§ What the task requires:
Repeat the records verbatim and leave the pictures out of your copy.

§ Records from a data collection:
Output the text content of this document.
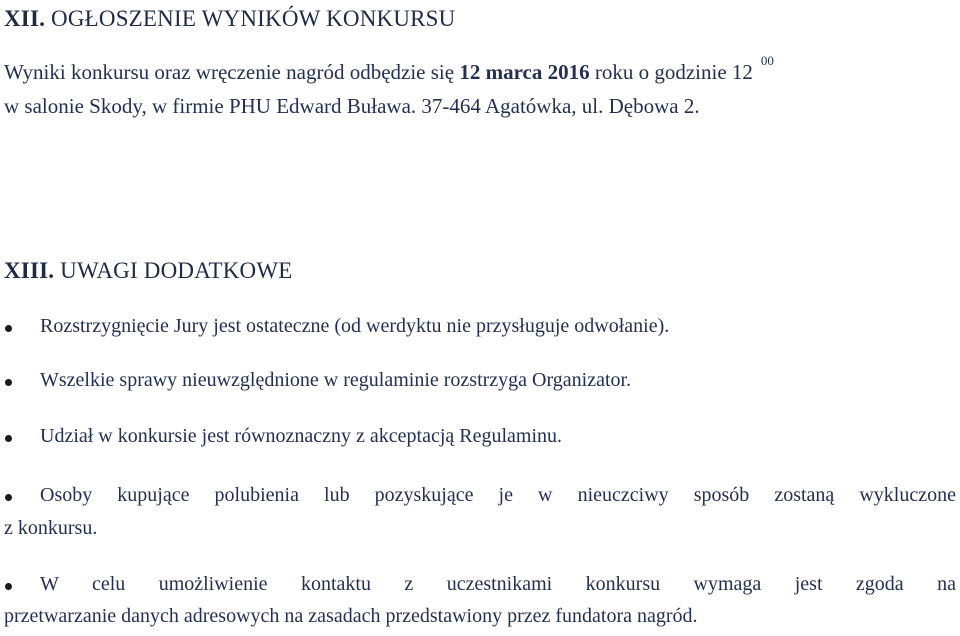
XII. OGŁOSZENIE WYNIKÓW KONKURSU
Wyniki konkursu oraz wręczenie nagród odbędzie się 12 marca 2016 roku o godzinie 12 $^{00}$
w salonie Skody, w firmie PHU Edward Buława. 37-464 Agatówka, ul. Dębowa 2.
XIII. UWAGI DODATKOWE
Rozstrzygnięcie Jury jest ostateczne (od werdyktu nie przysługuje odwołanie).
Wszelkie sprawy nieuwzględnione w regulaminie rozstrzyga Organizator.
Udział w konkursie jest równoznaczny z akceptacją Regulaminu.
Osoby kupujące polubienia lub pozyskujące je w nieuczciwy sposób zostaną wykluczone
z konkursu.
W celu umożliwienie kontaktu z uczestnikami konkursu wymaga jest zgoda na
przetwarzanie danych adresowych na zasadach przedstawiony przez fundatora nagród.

§ Response to this task:
Output the text content of this document.
XII. OGŁOSZENIE WYNIKÓW KONKURSU
Wyniki konkursu oraz wręczenie nagród odbędzie się 12 marca 2016 roku o godzinie 12 $^{00}$
w salonie Skody, w firmie PHU Edward Buława. 37-464 Agatówka, ul. Dębowa 2.
XIII. UWAGI DODATKOWE
Rozstrzygnięcie Jury jest ostateczne (od werdyktu nie przysługuje odwołanie).
Wszelkie sprawy nieuwzględnione w regulaminie rozstrzyga Organizator.
Udział w konkursie jest równoznaczny z akceptacją Regulaminu.
Osoby kupujące polubienia lub pozyskujące je w nieuczciwy sposób zostaną wykluczone
z konkursu.
W celu umożliwienie kontaktu z uczestnikami konkursu wymaga jest zgoda na
przetwarzanie danych adresowych na zasadach przedstawiony przez fundatora nagród.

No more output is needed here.